■ DATASET ENTRIES:
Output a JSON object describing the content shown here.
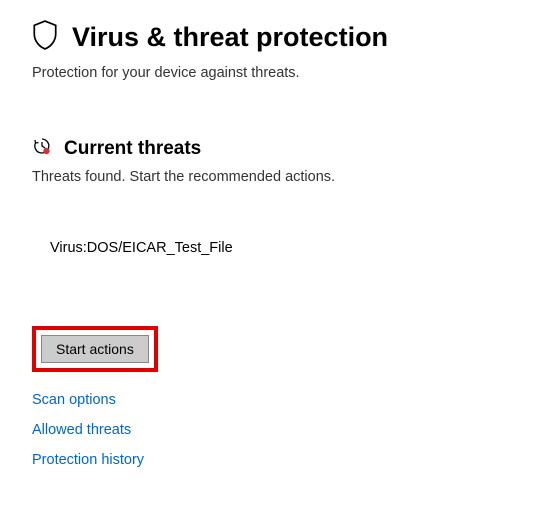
{
  "header": {
    "title": "Virus & threat protection",
    "subtitle": "Protection for your device against threats."
  },
  "current_threats": {
    "title": "Current threats",
    "subtitle": "Threats found. Start the recommended actions.",
    "threat_name": "Virus:DOS/EICAR_Test_File"
  },
  "actions": {
    "start_button": "Start actions"
  },
  "links": {
    "scan_options": "Scan options",
    "allowed_threats": "Allowed threats",
    "protection_history": "Protection history"
  }
}
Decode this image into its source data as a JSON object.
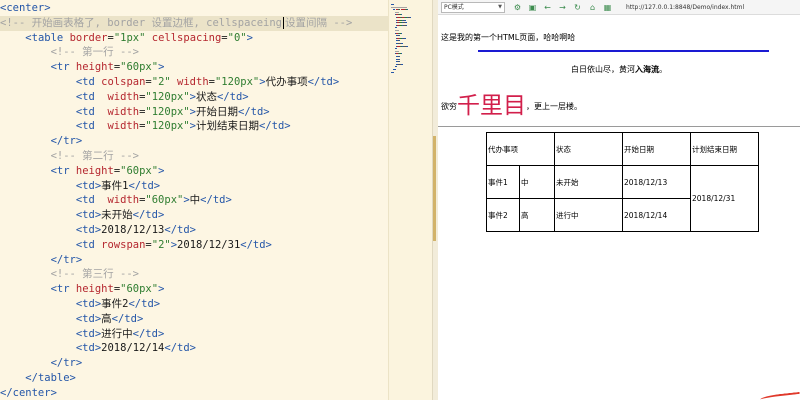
{
  "editor": {
    "lines": [
      [
        {
          "t": "<center>",
          "c": "tag"
        }
      ],
      [
        {
          "t": "<!-- 开始画表格了, border 设置边框, cellspaceing",
          "c": "cmt"
        },
        {
          "t": "",
          "c": "cursor"
        },
        {
          "t": "设置间隔 -->",
          "c": "cmt"
        }
      ],
      [
        {
          "t": "    "
        },
        {
          "t": "<table ",
          "c": "tag"
        },
        {
          "t": "border",
          "c": "attr"
        },
        {
          "t": "=",
          "c": "txt"
        },
        {
          "t": "\"1px\"",
          "c": "str"
        },
        {
          "t": " cellspacing",
          "c": "attr"
        },
        {
          "t": "=",
          "c": "txt"
        },
        {
          "t": "\"0\"",
          "c": "str"
        },
        {
          "t": ">",
          "c": "tag"
        }
      ],
      [
        {
          "t": "        "
        },
        {
          "t": "<!-- 第一行 -->",
          "c": "cmt"
        }
      ],
      [
        {
          "t": "        "
        },
        {
          "t": "<tr ",
          "c": "tag"
        },
        {
          "t": "height",
          "c": "attr"
        },
        {
          "t": "=",
          "c": "txt"
        },
        {
          "t": "\"60px\"",
          "c": "str"
        },
        {
          "t": ">",
          "c": "tag"
        }
      ],
      [
        {
          "t": "            "
        },
        {
          "t": "<td ",
          "c": "tag"
        },
        {
          "t": "colspan",
          "c": "attr"
        },
        {
          "t": "=",
          "c": "txt"
        },
        {
          "t": "\"2\"",
          "c": "str"
        },
        {
          "t": " width",
          "c": "attr"
        },
        {
          "t": "=",
          "c": "txt"
        },
        {
          "t": "\"120px\"",
          "c": "str"
        },
        {
          "t": ">",
          "c": "tag"
        },
        {
          "t": "代办事项",
          "c": "txt"
        },
        {
          "t": "</td>",
          "c": "tag"
        }
      ],
      [
        {
          "t": "            "
        },
        {
          "t": "<td  ",
          "c": "tag"
        },
        {
          "t": "width",
          "c": "attr"
        },
        {
          "t": "=",
          "c": "txt"
        },
        {
          "t": "\"120px\"",
          "c": "str"
        },
        {
          "t": ">",
          "c": "tag"
        },
        {
          "t": "状态",
          "c": "txt"
        },
        {
          "t": "</td>",
          "c": "tag"
        }
      ],
      [
        {
          "t": "            "
        },
        {
          "t": "<td  ",
          "c": "tag"
        },
        {
          "t": "width",
          "c": "attr"
        },
        {
          "t": "=",
          "c": "txt"
        },
        {
          "t": "\"120px\"",
          "c": "str"
        },
        {
          "t": ">",
          "c": "tag"
        },
        {
          "t": "开始日期",
          "c": "txt"
        },
        {
          "t": "</td>",
          "c": "tag"
        }
      ],
      [
        {
          "t": "            "
        },
        {
          "t": "<td  ",
          "c": "tag"
        },
        {
          "t": "width",
          "c": "attr"
        },
        {
          "t": "=",
          "c": "txt"
        },
        {
          "t": "\"120px\"",
          "c": "str"
        },
        {
          "t": ">",
          "c": "tag"
        },
        {
          "t": "计划结束日期",
          "c": "txt"
        },
        {
          "t": "</td>",
          "c": "tag"
        }
      ],
      [
        {
          "t": "        "
        },
        {
          "t": "</tr>",
          "c": "tag"
        }
      ],
      [
        {
          "t": "        "
        },
        {
          "t": "<!-- 第二行 -->",
          "c": "cmt"
        }
      ],
      [
        {
          "t": "        "
        },
        {
          "t": "<tr ",
          "c": "tag"
        },
        {
          "t": "height",
          "c": "attr"
        },
        {
          "t": "=",
          "c": "txt"
        },
        {
          "t": "\"60px\"",
          "c": "str"
        },
        {
          "t": ">",
          "c": "tag"
        }
      ],
      [
        {
          "t": "            "
        },
        {
          "t": "<td>",
          "c": "tag"
        },
        {
          "t": "事件1",
          "c": "txt"
        },
        {
          "t": "</td>",
          "c": "tag"
        }
      ],
      [
        {
          "t": "            "
        },
        {
          "t": "<td  ",
          "c": "tag"
        },
        {
          "t": "width",
          "c": "attr"
        },
        {
          "t": "=",
          "c": "txt"
        },
        {
          "t": "\"60px\"",
          "c": "str"
        },
        {
          "t": ">",
          "c": "tag"
        },
        {
          "t": "中",
          "c": "txt"
        },
        {
          "t": "</td>",
          "c": "tag"
        }
      ],
      [
        {
          "t": "            "
        },
        {
          "t": "<td>",
          "c": "tag"
        },
        {
          "t": "未开始",
          "c": "txt"
        },
        {
          "t": "</td>",
          "c": "tag"
        }
      ],
      [
        {
          "t": "            "
        },
        {
          "t": "<td>",
          "c": "tag"
        },
        {
          "t": "2018/12/13",
          "c": "txt"
        },
        {
          "t": "</td>",
          "c": "tag"
        }
      ],
      [
        {
          "t": "            "
        },
        {
          "t": "<td ",
          "c": "tag"
        },
        {
          "t": "rowspan",
          "c": "attr"
        },
        {
          "t": "=",
          "c": "txt"
        },
        {
          "t": "\"2\"",
          "c": "str"
        },
        {
          "t": ">",
          "c": "tag"
        },
        {
          "t": "2018/12/31",
          "c": "txt"
        },
        {
          "t": "</td>",
          "c": "tag"
        }
      ],
      [
        {
          "t": "        "
        },
        {
          "t": "</tr>",
          "c": "tag"
        }
      ],
      [
        {
          "t": "        "
        },
        {
          "t": "<!-- 第三行 -->",
          "c": "cmt"
        }
      ],
      [
        {
          "t": "        "
        },
        {
          "t": "<tr ",
          "c": "tag"
        },
        {
          "t": "height",
          "c": "attr"
        },
        {
          "t": "=",
          "c": "txt"
        },
        {
          "t": "\"60px\"",
          "c": "str"
        },
        {
          "t": ">",
          "c": "tag"
        }
      ],
      [
        {
          "t": "            "
        },
        {
          "t": "<td>",
          "c": "tag"
        },
        {
          "t": "事件2",
          "c": "txt"
        },
        {
          "t": "</td>",
          "c": "tag"
        }
      ],
      [
        {
          "t": "            "
        },
        {
          "t": "<td>",
          "c": "tag"
        },
        {
          "t": "高",
          "c": "txt"
        },
        {
          "t": "</td>",
          "c": "tag"
        }
      ],
      [
        {
          "t": "            "
        },
        {
          "t": "<td>",
          "c": "tag"
        },
        {
          "t": "进行中",
          "c": "txt"
        },
        {
          "t": "</td>",
          "c": "tag"
        }
      ],
      [
        {
          "t": "            "
        },
        {
          "t": "<td>",
          "c": "tag"
        },
        {
          "t": "2018/12/14",
          "c": "txt"
        },
        {
          "t": "</td>",
          "c": "tag"
        }
      ],
      [
        {
          "t": "        "
        },
        {
          "t": "</tr>",
          "c": "tag"
        }
      ],
      [
        {
          "t": "    "
        },
        {
          "t": "</table>",
          "c": "tag"
        }
      ],
      [
        {
          "t": "</center>",
          "c": "tag"
        }
      ]
    ]
  },
  "browser": {
    "mode": "PC模式",
    "url": "http://127.0.0.1:8848/Demo/index.html",
    "icons": [
      "settings-icon",
      "screenshot-icon",
      "back-icon",
      "forward-icon",
      "refresh-icon",
      "lock-icon",
      "qrcode-icon"
    ]
  },
  "page": {
    "intro": "这是我的第一个HTML页面，哈哈啊哈",
    "poem1_normal": "白日依山尽，黄河",
    "poem1_bold": "入海流",
    "poem1_end": "。",
    "poem2_start": "欲穷",
    "poem2_big": "千里目",
    "poem2_end": "，更上一层楼。",
    "table": {
      "headers": [
        "代办事项",
        "状态",
        "开始日期",
        "计划结束日期"
      ],
      "rows": [
        {
          "event": "事件1",
          "priority": "中",
          "status": "未开始",
          "start": "2018/12/13"
        },
        {
          "event": "事件2",
          "priority": "高",
          "status": "进行中",
          "start": "2018/12/14"
        }
      ],
      "end_date": "2018/12/31"
    }
  },
  "colors": {
    "editor_bg": "#fdf6e3",
    "tag": "#2456a8",
    "attr": "#b5272f",
    "string": "#2f7d30",
    "comment": "#a3a3a3",
    "blue_rule": "#1a1ad2",
    "big_text": "#d21f4b"
  }
}
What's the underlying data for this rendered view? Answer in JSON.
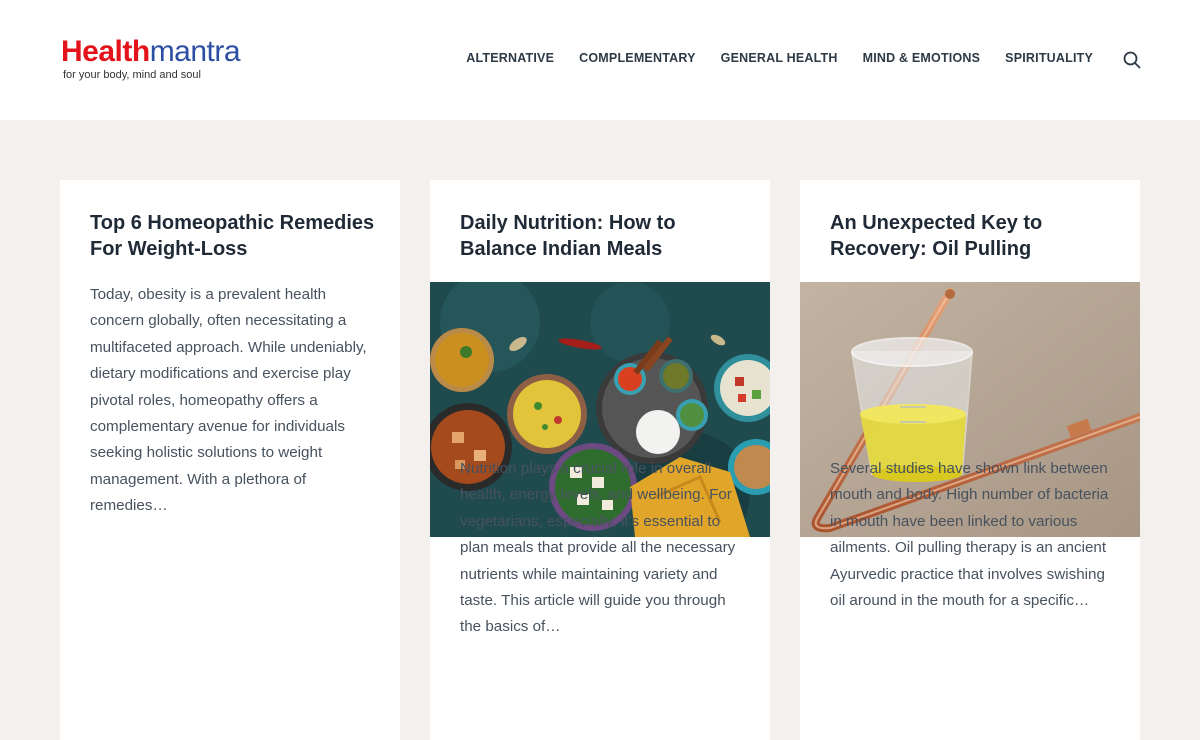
{
  "header": {
    "logo": {
      "part1": "Health",
      "part2": "mantra",
      "tagline": "for your body, mind and soul"
    },
    "nav": [
      {
        "label": "ALTERNATIVE"
      },
      {
        "label": "COMPLEMENTARY"
      },
      {
        "label": "GENERAL HEALTH"
      },
      {
        "label": "MIND & EMOTIONS"
      },
      {
        "label": "SPIRITUALITY"
      }
    ],
    "search_icon": "search-icon"
  },
  "colors": {
    "brand_red": "#e3131b",
    "brand_blue": "#2c4fa3",
    "page_background": "#f4f0ee",
    "card_background": "#ffffff",
    "heading_text": "#1f2a36",
    "body_text": "#47525e"
  },
  "posts": [
    {
      "title": "Top 6 Homeopathic Remedies For Weight-Loss",
      "excerpt": "Today, obesity is a prevalent health concern globally, often necessitating a multifaceted approach. While undeniably, dietary modifications and exercise play pivotal roles, homeopathy offers a complementary avenue for individuals seeking holistic solutions to weight management. With a plethora of remedies…"
    },
    {
      "title": "Daily Nutrition: How to Balance Indian Meals",
      "excerpt": "Nutrition plays a crucial role in overall health, energy levels, and wellbeing. For vegetarians, especially, it's essential to plan meals that provide all the necessary nutrients while maintaining variety and taste. This article will guide you through the basics of…"
    },
    {
      "title": "An Unexpected Key to Recovery: Oil Pulling",
      "excerpt": "Several studies have shown link between mouth and body. High number of bacteria in mouth have been linked to various ailments. Oil pulling therapy is an ancient Ayurvedic practice that involves swishing oil around in the mouth for a specific…"
    }
  ]
}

■ DIRECTIONS: Lines holding the word "Nutrition" are the answer; copy every one from the records above.

■ WRITTEN REPLY:
      "title": "Daily Nutrition: How to Balance Indian Meals",
      "excerpt": "Nutrition plays a crucial role in overall health, energy levels, and wellbeing. For vegetarians, especially, it's essential to plan meals that provide all the necessary nutrients while maintaining variety and taste. This article will guide you through the basics of…"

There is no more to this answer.